REQUEST:
Read the listing and extract each line that includes the word "защита".

## BEGIN

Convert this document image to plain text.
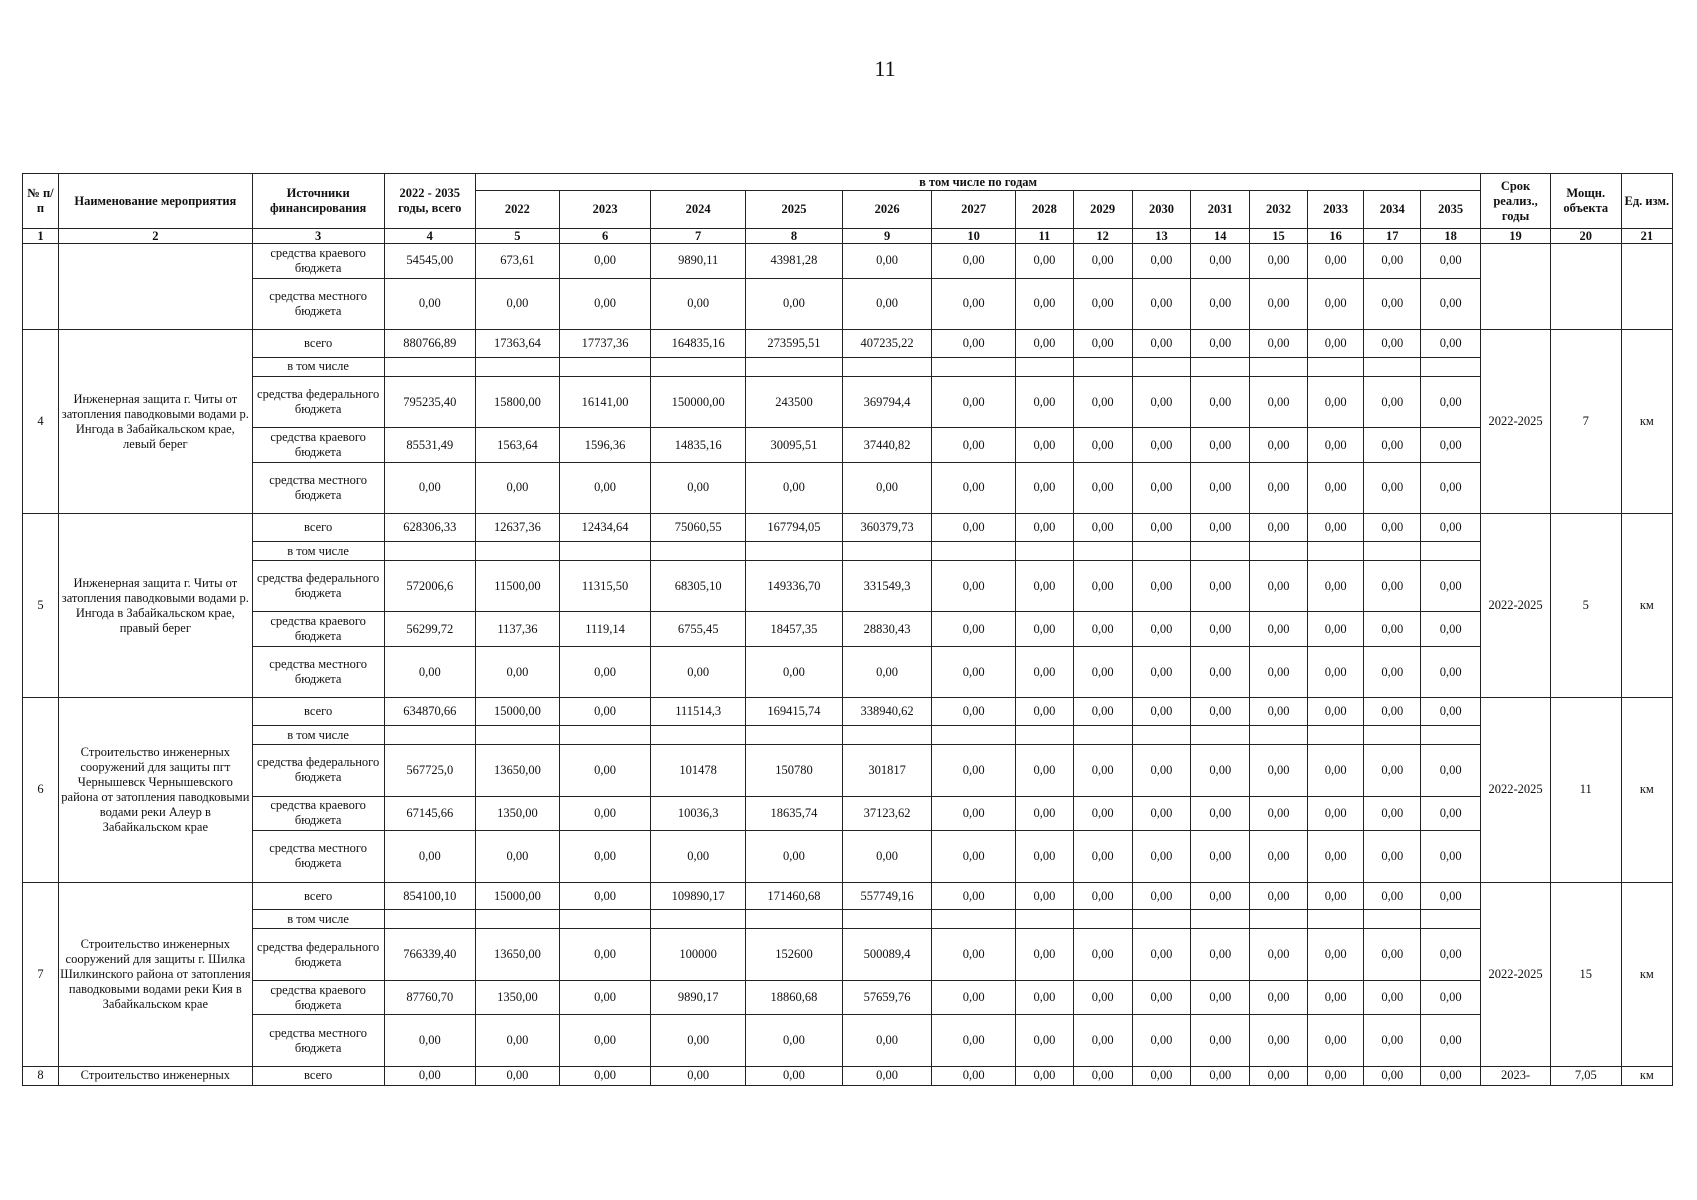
11
№ п/ п	Наименование мероприятия	Источники финансирования	2022 - 2035 годы, всего	в том числе по годам														Срок реализ., годы	Мощн. объекта	Ед. изм.
				2022	2023	2024	2025	2026	2027	2028	2029	2030	2031	2032	2033	2034	2035			
1	2	3	4	5	6	7	8	9	10	11	12	13	14	15	16	17	18	19	20	21
		средства краевого бюджета	54545,00	673,61	0,00	9890,11	43981,28	0,00	0,00	0,00	0,00	0,00	0,00	0,00	0,00	0,00	0,00			
		средства местного бюджета	0,00	0,00	0,00	0,00	0,00	0,00	0,00	0,00	0,00	0,00	0,00	0,00	0,00	0,00	0,00			
4	Инженерная защита г. Читы от затопления паводковыми водами р. Ингода в Забайкальском крае, левый берег	всего	880766,89	17363,64	17737,36	164835,16	273595,51	407235,22	0,00	0,00	0,00	0,00	0,00	0,00	0,00	0,00	0,00	2022-2025	7	км
		в том числе																		
		средства федерального бюджета	795235,40	15800,00	16141,00	150000,00	243500	369794,4	0,00	0,00	0,00	0,00	0,00	0,00	0,00	0,00	0,00			
		средства краевого бюджета	85531,49	1563,64	1596,36	14835,16	30095,51	37440,82	0,00	0,00	0,00	0,00	0,00	0,00	0,00	0,00	0,00			
		средства местного бюджета	0,00	0,00	0,00	0,00	0,00	0,00	0,00	0,00	0,00	0,00	0,00	0,00	0,00	0,00	0,00			
5	Инженерная защита г. Читы от затопления паводковыми водами р. Ингода в Забайкальском крае, правый берег	всего	628306,33	12637,36	12434,64	75060,55	167794,05	360379,73	0,00	0,00	0,00	0,00	0,00	0,00	0,00	0,00	0,00	2022-2025	5	км
		в том числе																		
		средства федерального бюджета	572006,6	11500,00	11315,50	68305,10	149336,70	331549,3	0,00	0,00	0,00	0,00	0,00	0,00	0,00	0,00	0,00			
		средства краевого бюджета	56299,72	1137,36	1119,14	6755,45	18457,35	28830,43	0,00	0,00	0,00	0,00	0,00	0,00	0,00	0,00	0,00			
		средства местного бюджета	0,00	0,00	0,00	0,00	0,00	0,00	0,00	0,00	0,00	0,00	0,00	0,00	0,00	0,00	0,00			
6	Строительство инженерных сооружений для защиты пгт Чернышевск Чернышевского района от затопления паводковыми водами реки Алеур в Забайкальском крае	всего	634870,66	15000,00	0,00	111514,3	169415,74	338940,62	0,00	0,00	0,00	0,00	0,00	0,00	0,00	0,00	0,00	2022-2025	11	км
		в том числе																		
		средства федерального бюджета	567725,0	13650,00	0,00	101478	150780	301817	0,00	0,00	0,00	0,00	0,00	0,00	0,00	0,00	0,00			
		средства краевого бюджета	67145,66	1350,00	0,00	10036,3	18635,74	37123,62	0,00	0,00	0,00	0,00	0,00	0,00	0,00	0,00	0,00			
		средства местного бюджета	0,00	0,00	0,00	0,00	0,00	0,00	0,00	0,00	0,00	0,00	0,00	0,00	0,00	0,00	0,00			
7	Строительство инженерных сооружений для защиты г. Шилка Шилкинского района от затопления паводковыми водами реки Кия в Забайкальском крае	всего	854100,10	15000,00	0,00	109890,17	171460,68	557749,16	0,00	0,00	0,00	0,00	0,00	0,00	0,00	0,00	0,00	2022-2025	15	км
		в том числе																		
		средства федерального бюджета	766339,40	13650,00	0,00	100000	152600	500089,4	0,00	0,00	0,00	0,00	0,00	0,00	0,00	0,00	0,00			
		средства краевого бюджета	87760,70	1350,00	0,00	9890,17	18860,68	57659,76	0,00	0,00	0,00	0,00	0,00	0,00	0,00	0,00	0,00			
		средства местного бюджета	0,00	0,00	0,00	0,00	0,00	0,00	0,00	0,00	0,00	0,00	0,00	0,00	0,00	0,00	0,00			
8	Строительство инженерных	всего	0,00	0,00	0,00	0,00	0,00	0,00	0,00	0,00	0,00	0,00	0,00	0,00	0,00	0,00	0,00	2023-	7,05	км
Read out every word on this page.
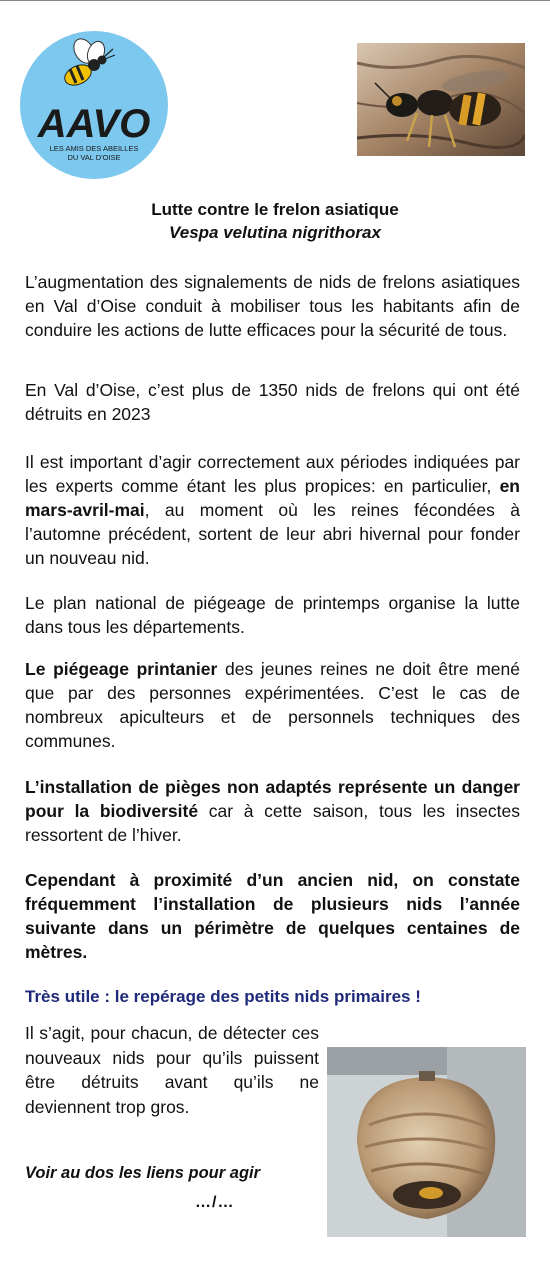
AAVO
LES AMIS DES ABEILLES
DU VAL D'OISE
Lutte contre le frelon asiatique
Vespa velutina nigrithorax
L’augmentation des signalements de nids de frelons asiatiques en Val d’Oise conduit à mobiliser tous les habitants afin de conduire les actions de lutte efficaces pour la sécurité de tous.
En Val d’Oise, c’est plus de 1350 nids de frelons qui ont été détruits en 2023
Il est important d’agir correctement aux périodes indiquées par les experts comme étant les plus propices: en particulier, en mars-avril-mai, au moment où les reines fécondées à l’automne précédent, sortent de leur abri hivernal pour fonder un nouveau nid.
Le plan national de piégeage de printemps organise la lutte dans tous les départements.
Le piégeage printanier des jeunes reines ne doit être mené que par des personnes expérimentées. C’est le cas de nombreux apiculteurs et de personnels techniques des communes.
L’installation de pièges non adaptés représente un danger pour la biodiversité car à cette saison, tous les insectes ressortent de l’hiver.
Cependant à proximité d’un ancien nid, on constate fréquemment l’installation de plusieurs nids l’année suivante dans un périmètre de quelques centaines de mètres.
Très utile : le repérage des petits nids primaires !
Il s’agit, pour chacun, de détecter ces nouveaux nids pour qu’ils puissent être détruits avant qu’ils ne deviennent trop gros.
Voir au dos les liens pour agir
…/…
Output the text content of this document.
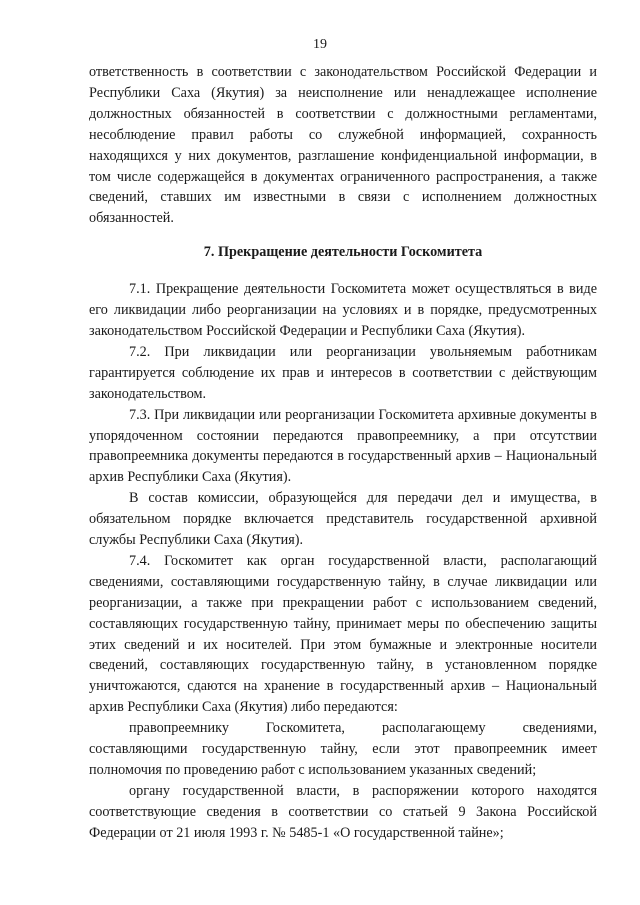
19

ответственность в соответствии с законодательством Российской Федерации и Республики Саха (Якутия) за неисполнение или ненадлежащее исполнение должностных обязанностей в соответствии с должностными регламентами, несоблюдение правил работы со служебной информацией, сохранность находящихся у них документов, разглашение конфиденциальной информации, в том числе содержащейся в документах ограниченного распространения, а также сведений, ставших им известными в связи с исполнением должностных обязанностей.

7. Прекращение деятельности Госкомитета

7.1. Прекращение деятельности Госкомитета может осуществляться в виде его ликвидации либо реорганизации на условиях и в порядке, предусмотренных законодательством Российской Федерации и Республики Саха (Якутия).

7.2. При ликвидации или реорганизации увольняемым работникам гарантируется соблюдение их прав и интересов в соответствии с действующим законодательством.

7.3. При ликвидации или реорганизации Госкомитета архивные документы в упорядоченном состоянии передаются правопреемнику, а при отсутствии правопреемника документы передаются в государственный архив – Национальный архив Республики Саха (Якутия).

В состав комиссии, образующейся для передачи дел и имущества, в обязательном порядке включается представитель государственной архивной службы Республики Саха (Якутия).

7.4. Госкомитет как орган государственной власти, располагающий сведениями, составляющими государственную тайну, в случае ликвидации или реорганизации, а также при прекращении работ с использованием сведений, составляющих государственную тайну, принимает меры по обеспечению защиты этих сведений и их носителей. При этом бумажные и электронные носители сведений, составляющих государственную тайну, в установленном порядке уничтожаются, сдаются на хранение в государственный архив – Национальный архив Республики Саха (Якутия) либо передаются:

правопреемнику Госкомитета, располагающему сведениями, составляющими государственную тайну, если этот правопреемник имеет полномочия по проведению работ с использованием указанных сведений;

органу государственной власти, в распоряжении которого находятся соответствующие сведения в соответствии со статьей 9 Закона Российской Федерации от 21 июля 1993 г. № 5485-1 «О государственной тайне»;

## END

THE ANSWER:
4	Инженерная защита г. Читы от затопления паводковыми водами р. Ингода в Забайкальском крае, левый берег	всего	880766,89	17363,64	17737,36	164835,16	273595,51	407235,22	0,00	0,00	0,00	0,00	0,00	0,00	0,00	0,00	0,00	2022-2025	7	км
5	Инженерная защита г. Читы от затопления паводковыми водами р. Ингода в Забайкальском крае, правый берег	всего	628306,33	12637,36	12434,64	75060,55	167794,05	360379,73	0,00	0,00	0,00	0,00	0,00	0,00	0,00	0,00	0,00	2022-2025	5	км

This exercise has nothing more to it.